### CHALLENGE
Find the lines below that contain the string "true". Copy each one.
▶
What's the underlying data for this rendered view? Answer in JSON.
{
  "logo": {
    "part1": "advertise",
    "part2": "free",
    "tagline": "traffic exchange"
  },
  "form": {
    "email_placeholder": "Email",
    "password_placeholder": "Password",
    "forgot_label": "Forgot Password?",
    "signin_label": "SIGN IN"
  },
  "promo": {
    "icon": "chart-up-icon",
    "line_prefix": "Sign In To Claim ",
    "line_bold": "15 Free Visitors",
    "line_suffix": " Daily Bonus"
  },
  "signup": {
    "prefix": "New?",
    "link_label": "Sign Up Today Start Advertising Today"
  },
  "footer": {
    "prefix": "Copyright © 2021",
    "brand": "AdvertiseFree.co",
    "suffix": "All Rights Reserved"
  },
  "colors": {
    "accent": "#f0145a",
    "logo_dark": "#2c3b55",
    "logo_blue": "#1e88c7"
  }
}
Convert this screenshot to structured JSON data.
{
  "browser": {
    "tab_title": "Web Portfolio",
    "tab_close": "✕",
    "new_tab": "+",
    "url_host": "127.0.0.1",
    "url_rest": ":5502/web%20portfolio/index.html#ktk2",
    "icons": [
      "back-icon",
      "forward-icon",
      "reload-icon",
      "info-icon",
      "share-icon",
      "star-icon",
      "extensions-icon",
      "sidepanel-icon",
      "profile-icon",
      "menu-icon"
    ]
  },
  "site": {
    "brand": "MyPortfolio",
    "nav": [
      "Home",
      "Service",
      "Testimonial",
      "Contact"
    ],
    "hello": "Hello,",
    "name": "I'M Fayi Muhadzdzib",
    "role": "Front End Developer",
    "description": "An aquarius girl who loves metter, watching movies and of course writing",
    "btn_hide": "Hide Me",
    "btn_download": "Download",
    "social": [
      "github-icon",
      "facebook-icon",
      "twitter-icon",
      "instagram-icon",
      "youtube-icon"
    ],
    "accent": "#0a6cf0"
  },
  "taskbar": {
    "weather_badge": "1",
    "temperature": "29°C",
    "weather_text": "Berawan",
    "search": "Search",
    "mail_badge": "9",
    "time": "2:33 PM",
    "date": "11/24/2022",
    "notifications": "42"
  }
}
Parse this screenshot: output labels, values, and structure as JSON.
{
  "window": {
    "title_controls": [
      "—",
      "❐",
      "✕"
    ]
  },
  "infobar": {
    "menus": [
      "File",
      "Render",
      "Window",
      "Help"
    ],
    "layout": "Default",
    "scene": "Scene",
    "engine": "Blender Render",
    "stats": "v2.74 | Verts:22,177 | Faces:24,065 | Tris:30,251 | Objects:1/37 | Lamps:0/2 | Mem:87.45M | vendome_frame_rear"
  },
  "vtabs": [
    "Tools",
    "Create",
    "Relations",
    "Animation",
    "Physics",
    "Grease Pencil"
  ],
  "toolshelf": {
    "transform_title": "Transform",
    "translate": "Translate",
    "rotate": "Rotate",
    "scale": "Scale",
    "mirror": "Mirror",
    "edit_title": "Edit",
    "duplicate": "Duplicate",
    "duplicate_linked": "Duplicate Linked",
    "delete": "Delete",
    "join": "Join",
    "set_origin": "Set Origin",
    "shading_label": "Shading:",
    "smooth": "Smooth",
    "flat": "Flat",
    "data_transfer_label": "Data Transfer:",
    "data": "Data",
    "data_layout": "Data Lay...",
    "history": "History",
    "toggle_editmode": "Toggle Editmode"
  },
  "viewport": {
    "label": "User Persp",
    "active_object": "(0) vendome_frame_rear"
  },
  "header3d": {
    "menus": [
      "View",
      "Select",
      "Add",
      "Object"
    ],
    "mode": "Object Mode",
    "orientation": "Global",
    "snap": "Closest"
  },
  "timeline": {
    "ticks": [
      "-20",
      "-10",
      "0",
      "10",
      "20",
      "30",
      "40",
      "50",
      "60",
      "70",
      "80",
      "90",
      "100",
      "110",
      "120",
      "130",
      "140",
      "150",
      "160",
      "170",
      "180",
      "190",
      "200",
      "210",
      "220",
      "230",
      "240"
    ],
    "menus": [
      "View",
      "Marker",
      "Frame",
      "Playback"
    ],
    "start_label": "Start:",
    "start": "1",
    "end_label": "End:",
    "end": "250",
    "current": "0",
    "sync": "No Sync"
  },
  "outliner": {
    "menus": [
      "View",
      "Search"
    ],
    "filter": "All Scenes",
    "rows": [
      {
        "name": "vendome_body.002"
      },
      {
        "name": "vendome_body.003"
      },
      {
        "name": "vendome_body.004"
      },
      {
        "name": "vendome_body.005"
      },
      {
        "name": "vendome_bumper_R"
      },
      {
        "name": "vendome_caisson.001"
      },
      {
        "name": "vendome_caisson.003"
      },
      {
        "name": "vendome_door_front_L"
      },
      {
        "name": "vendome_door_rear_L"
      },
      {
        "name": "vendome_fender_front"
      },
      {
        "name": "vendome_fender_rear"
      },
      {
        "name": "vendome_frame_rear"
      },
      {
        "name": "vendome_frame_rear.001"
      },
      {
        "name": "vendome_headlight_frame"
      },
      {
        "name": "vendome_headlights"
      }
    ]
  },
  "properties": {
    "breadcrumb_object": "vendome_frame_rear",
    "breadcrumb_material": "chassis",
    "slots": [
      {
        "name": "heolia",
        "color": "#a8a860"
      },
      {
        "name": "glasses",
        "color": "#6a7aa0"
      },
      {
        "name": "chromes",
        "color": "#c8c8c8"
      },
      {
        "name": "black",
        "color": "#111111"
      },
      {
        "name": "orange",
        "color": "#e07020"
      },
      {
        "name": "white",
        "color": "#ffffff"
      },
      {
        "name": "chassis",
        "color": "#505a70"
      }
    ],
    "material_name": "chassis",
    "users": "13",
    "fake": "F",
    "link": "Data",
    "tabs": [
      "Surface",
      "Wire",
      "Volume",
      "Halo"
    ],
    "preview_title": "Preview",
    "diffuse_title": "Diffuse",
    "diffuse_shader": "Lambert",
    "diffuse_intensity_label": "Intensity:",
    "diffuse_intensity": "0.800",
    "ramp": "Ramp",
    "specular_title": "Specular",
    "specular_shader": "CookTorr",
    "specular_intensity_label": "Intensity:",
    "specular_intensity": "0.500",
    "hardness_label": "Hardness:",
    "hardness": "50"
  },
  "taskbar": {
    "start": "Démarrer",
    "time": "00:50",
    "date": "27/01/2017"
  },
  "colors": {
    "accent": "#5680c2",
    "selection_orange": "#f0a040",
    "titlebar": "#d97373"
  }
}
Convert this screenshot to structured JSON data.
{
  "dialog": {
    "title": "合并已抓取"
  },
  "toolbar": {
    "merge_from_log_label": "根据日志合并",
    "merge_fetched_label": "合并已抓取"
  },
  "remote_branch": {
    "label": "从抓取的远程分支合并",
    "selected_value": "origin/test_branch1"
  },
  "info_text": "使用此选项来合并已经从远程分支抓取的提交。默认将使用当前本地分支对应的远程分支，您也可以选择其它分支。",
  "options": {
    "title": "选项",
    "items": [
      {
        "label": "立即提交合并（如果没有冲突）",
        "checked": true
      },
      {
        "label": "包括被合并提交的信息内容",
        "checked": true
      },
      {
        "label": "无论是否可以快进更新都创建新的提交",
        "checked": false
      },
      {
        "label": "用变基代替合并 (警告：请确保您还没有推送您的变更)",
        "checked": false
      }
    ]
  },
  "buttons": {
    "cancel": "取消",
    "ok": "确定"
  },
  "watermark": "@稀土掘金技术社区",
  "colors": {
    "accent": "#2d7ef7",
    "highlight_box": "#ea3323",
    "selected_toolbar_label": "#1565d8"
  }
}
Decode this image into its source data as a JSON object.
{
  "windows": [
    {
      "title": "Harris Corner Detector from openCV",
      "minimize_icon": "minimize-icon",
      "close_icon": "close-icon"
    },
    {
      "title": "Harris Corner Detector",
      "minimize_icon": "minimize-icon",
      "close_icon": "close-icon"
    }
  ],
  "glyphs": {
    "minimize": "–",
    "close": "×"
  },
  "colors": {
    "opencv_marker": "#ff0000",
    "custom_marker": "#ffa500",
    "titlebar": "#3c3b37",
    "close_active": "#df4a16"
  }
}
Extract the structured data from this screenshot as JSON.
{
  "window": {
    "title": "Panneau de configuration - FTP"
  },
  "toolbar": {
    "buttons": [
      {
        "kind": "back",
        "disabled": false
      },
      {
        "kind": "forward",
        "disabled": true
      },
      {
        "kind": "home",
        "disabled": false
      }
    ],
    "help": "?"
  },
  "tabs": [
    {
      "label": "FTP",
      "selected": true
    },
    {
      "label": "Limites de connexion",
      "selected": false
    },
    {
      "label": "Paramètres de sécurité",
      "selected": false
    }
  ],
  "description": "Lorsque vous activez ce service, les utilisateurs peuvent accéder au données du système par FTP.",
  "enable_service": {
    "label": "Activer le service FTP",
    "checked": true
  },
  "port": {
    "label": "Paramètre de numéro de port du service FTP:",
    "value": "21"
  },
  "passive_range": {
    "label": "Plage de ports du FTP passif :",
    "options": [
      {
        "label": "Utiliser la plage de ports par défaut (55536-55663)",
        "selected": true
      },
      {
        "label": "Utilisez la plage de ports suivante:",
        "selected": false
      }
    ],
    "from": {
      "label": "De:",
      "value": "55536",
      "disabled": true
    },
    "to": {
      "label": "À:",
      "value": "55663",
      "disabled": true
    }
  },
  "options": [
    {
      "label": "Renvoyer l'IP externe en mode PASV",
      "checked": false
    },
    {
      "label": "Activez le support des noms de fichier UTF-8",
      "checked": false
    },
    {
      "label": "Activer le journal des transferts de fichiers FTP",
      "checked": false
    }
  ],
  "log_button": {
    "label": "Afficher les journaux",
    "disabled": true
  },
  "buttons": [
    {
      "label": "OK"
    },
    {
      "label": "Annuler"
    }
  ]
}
◀
### EXPECTED ANSWER
        "checked": true
        "checked": true
        "disabled": true
      "selected": true
    "checked": true
        "selected": true
      "disabled": true
      "disabled": true
    "disabled": true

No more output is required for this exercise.